Hang on one second. James, if you're listening, don't fall off the bike. I'm sure you get your stories on the other side, but hey, good news, Trevor, thanks. Okay, just have a little fun with James White there. Back to you, though, please.
Yeah. And Dr. White, if you're listening, I still love your ministry. There you go.
There you go. Yeah, so I know you have a book with John Kilpatrick called Seven Keys to Sustaining Personal Revival, or maybe it's Eleven, but I was wondering if you could give me some of those keys. You know, I've had a great season of personal revival, and then sort of the energy that comes off the first part is wearing off, but the commitment is still there. So yeah, now that I'm in this kind of less like feelings of zeal, but still lots of godly things happening, how do I sustain this? Yeah, so the title of the book that was written together with John Kilpatrick and Larry Sporax is The Fire That Never Sleeps, and it doesn't list X number of keys, but it's keys for sustaining personal revival. So on the one hand, revival is a season of unusual divine visitation, and we know that God uses it to wake up a sleeping church, to bring about a great harvest of lost sinners, to bring about fundamental changes in the body, but that revival in itself is something exceptional. The key is that we continue to walk in passion, devotion, consistency, truth, right, and that's really what you're talking about, and that's part of the reason for the book.
So this is a great challenge. There's no magic formula, but there are certain principles that we live by. First is we've got to always remain jealous for our times alone with the Lord.
By the way, you can hear me, but we can't hear you, there's just some background noise, so if you're interacting, I'll get back to you after I share. The first and most fundamental thing for any believer is jealousy of the quality and consistency of your times alone with God. We will wander, we will leave our first love, we will lose our edge, we will decline in devotion, we will compromise our standards. All these things will happen if we do not spend adequate time consistently with the Lord.

(Source material)
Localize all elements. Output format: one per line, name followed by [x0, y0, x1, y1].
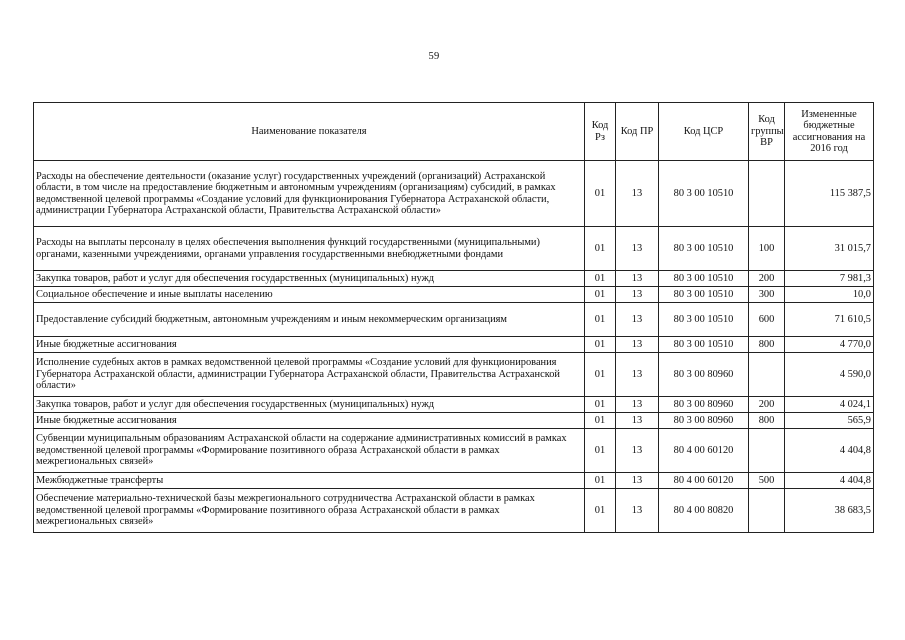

(Actions to take)
**A.** In the revival transcript, what is the actual title of the book written with John Kilpatrick and Larry Sporax?
**B.** Extend the revival transcript, picking up after its last sentence.
The material comes from a source separate from the revival transcript.

(Final answers)
**A.** The Fire That Never Sleeps.

**B.**
Schedules can vary, but we still have to be jealous for that. One thing that's helped me is periodic, intensive times alone with the Lord, because of the busyness of life, and I'll just get so consumed writing and doing ministry work, sometimes busy traveling, that I will neglect the depth of focused time alone with the Lord. So, more often than I ever have in my life, I just get alone, I cut back on ministry travel schedule to spend, it's probably averaging to every five weeks, just getting alone the entire weekend to be with the Lord.
Uninterrupted, just being with him, that's been life changing. So, that's number one. Number two is to keep reading, listening to, taking things in that stir fire, that stir hunger. Because staying hungry is really important, there are more lost people to be touched, there are more sick people to be healed, there's more to be done to raise up a standard for the name of Jesus.
So, whether it's reading other things that challenge you, it could be missionary biographies, it could be testimonies of healing, it could be stories of past revival, it could be certain worship songs that take you to a certain place and remind you of the beauty of the Lord. So, do things to stir yourself on a regular basis. A third thing would be give away what you have. Go out and do outreach.
If you feel miserable and you have nothing, go out anyway. I found that as we live by the principle of give rather than hoard, talking spiritually, that God renews. Lord, I've only got $20 in my pocket, I'll give you a monetary analogy.
Give, right, help that poor person and next thing someone writes you a $200 check that helps you go on your missions trip. It's the same kind of thing that often happens spiritually. So, those are some of the things and then journal, journal. If you feel the Lord speaking to you about something, write it down. If you're having an incredible encounter with God, write it down. Then go back and review your journal notes because that may stir you, that may remind you. So, these are some of the things that I believe will be healthy. The emotions are going to go up and down, but you can live in a state of revived devotion and love. So, hopefully some of those things will be helpful to you, Trevor. So, the ones that come to mind is the most essential and foundational. Alright?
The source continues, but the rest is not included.